*Task instructions:*
Every line that contains the word "Chemin" should be copied.

(Stored data)
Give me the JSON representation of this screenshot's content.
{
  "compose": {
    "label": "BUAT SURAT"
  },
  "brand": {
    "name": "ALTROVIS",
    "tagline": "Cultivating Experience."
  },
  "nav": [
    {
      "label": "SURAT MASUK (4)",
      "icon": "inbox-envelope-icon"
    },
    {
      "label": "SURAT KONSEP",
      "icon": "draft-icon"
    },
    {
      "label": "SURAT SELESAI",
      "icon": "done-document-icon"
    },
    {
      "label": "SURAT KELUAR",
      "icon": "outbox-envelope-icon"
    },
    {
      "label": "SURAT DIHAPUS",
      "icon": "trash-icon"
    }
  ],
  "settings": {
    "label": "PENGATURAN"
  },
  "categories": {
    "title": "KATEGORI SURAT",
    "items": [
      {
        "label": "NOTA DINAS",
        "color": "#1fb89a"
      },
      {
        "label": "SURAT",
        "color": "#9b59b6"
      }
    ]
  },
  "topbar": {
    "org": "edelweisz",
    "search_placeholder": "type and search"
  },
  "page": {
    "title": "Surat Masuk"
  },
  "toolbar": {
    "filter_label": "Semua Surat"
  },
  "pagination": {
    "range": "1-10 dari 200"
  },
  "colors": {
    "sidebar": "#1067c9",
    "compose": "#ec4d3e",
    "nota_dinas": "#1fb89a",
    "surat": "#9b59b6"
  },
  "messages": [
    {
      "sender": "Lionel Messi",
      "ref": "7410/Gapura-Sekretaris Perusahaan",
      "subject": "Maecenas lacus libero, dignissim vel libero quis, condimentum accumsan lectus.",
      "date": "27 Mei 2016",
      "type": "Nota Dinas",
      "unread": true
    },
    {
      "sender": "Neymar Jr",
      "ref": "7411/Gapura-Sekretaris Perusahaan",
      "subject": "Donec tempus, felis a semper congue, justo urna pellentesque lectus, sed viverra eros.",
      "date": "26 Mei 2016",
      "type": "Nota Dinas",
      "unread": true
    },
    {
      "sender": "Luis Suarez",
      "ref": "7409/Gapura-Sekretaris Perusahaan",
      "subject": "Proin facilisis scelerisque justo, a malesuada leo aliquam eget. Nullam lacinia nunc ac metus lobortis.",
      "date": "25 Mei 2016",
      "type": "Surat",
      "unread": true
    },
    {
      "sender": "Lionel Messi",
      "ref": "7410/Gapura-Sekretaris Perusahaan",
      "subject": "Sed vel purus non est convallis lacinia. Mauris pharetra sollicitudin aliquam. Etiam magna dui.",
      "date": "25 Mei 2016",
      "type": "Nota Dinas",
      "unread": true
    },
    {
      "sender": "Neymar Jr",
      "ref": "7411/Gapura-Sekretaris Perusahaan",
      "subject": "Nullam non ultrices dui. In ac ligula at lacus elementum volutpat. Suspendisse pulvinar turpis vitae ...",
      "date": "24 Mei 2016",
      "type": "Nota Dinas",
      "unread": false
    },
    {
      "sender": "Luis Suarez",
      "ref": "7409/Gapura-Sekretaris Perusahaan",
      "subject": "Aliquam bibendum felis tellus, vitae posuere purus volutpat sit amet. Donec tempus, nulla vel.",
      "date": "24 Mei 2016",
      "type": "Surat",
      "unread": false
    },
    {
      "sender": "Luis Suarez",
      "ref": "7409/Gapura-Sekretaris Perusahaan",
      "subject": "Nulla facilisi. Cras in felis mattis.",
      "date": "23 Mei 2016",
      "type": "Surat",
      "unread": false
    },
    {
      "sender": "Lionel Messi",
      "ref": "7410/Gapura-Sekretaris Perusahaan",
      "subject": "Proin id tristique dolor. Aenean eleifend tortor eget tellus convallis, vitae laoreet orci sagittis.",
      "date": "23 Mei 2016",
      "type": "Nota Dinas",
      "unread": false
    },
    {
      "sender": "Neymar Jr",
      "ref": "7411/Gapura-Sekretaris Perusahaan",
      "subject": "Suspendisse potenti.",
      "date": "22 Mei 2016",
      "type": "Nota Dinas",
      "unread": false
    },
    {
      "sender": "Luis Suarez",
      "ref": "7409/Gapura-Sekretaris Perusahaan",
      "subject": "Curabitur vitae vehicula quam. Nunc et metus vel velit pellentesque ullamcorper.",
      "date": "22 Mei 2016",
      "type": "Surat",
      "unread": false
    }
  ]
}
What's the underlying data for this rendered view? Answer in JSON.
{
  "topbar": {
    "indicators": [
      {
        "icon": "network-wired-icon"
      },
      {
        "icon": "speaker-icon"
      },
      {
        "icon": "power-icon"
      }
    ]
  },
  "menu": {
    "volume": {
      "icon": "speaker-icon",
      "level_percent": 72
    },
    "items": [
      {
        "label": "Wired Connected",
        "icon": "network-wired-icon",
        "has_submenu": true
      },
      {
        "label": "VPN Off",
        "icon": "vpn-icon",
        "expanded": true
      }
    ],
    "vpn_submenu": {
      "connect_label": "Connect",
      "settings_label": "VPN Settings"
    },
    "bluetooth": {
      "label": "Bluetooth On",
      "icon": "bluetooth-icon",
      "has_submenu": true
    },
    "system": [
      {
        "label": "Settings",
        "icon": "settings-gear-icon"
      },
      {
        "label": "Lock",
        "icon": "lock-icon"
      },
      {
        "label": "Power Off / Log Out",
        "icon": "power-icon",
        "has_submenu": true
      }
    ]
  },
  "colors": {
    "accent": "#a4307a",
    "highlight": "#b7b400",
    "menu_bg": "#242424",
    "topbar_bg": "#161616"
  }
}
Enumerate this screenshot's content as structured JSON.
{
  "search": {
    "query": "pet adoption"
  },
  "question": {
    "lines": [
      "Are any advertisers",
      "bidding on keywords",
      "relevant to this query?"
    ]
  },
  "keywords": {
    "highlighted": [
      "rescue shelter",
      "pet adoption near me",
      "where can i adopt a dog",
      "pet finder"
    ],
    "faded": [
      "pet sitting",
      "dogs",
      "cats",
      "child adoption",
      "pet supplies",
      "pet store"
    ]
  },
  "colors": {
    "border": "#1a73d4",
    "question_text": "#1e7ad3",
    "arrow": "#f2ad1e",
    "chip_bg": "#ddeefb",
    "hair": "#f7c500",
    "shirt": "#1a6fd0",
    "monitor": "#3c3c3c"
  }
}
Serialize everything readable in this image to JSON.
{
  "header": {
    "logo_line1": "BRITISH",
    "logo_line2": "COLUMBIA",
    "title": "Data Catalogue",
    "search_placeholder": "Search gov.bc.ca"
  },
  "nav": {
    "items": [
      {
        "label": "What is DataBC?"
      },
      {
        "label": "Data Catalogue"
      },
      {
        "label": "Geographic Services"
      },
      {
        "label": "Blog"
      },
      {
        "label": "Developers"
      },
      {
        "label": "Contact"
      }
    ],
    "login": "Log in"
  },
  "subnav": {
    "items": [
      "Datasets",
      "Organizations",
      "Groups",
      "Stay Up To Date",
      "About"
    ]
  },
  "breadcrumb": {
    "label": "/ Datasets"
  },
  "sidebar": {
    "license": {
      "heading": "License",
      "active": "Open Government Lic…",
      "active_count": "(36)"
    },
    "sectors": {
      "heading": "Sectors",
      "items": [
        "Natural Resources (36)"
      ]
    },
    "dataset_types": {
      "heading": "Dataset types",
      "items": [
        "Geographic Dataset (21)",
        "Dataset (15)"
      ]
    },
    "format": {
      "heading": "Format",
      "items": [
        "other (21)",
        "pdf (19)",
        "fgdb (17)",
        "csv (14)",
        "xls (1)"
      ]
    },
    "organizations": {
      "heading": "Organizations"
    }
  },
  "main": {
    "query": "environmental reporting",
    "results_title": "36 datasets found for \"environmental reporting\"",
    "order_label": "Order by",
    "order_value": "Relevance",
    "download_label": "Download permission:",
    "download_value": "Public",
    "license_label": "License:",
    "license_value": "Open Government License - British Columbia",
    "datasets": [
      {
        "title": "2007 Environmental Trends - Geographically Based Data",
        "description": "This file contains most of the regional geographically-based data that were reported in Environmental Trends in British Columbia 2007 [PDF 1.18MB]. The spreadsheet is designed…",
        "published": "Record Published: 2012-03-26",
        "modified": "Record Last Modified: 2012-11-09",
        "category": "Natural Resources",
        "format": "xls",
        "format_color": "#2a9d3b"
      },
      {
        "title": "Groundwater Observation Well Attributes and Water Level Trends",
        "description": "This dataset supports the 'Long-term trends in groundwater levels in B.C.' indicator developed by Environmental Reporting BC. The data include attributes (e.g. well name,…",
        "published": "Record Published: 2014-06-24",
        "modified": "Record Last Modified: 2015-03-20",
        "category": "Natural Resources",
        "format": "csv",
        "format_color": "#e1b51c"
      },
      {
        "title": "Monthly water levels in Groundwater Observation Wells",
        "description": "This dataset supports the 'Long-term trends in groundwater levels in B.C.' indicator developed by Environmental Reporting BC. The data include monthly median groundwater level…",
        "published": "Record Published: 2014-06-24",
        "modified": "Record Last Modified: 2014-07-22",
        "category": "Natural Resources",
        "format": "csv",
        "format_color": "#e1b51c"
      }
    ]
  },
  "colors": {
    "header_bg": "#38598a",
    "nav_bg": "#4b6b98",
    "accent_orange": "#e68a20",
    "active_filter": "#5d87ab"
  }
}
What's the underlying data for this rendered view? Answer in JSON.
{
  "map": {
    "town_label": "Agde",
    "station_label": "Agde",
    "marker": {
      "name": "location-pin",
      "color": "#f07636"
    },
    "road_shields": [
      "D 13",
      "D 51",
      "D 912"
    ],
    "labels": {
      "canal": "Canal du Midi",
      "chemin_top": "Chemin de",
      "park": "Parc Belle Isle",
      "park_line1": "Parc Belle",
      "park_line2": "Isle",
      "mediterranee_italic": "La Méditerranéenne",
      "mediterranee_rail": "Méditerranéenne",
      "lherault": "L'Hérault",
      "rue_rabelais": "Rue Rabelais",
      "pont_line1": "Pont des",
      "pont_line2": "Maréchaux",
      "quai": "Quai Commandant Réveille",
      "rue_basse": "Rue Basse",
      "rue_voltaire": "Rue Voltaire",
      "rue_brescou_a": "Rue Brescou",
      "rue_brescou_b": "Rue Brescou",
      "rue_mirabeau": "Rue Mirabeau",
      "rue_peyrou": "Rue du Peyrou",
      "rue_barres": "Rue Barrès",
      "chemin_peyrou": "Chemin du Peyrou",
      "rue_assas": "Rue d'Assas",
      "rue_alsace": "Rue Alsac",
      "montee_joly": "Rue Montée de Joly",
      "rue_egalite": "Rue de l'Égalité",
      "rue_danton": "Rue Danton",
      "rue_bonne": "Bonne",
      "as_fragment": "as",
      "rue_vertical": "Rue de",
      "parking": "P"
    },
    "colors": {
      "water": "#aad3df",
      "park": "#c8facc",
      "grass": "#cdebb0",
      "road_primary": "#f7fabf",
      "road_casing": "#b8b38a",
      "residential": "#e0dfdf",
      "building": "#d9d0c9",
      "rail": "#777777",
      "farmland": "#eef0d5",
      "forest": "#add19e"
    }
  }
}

*Result of this exercise:*
      "chemin_top": "Chemin de",
      "chemin_peyrou": "Chemin du Peyrou",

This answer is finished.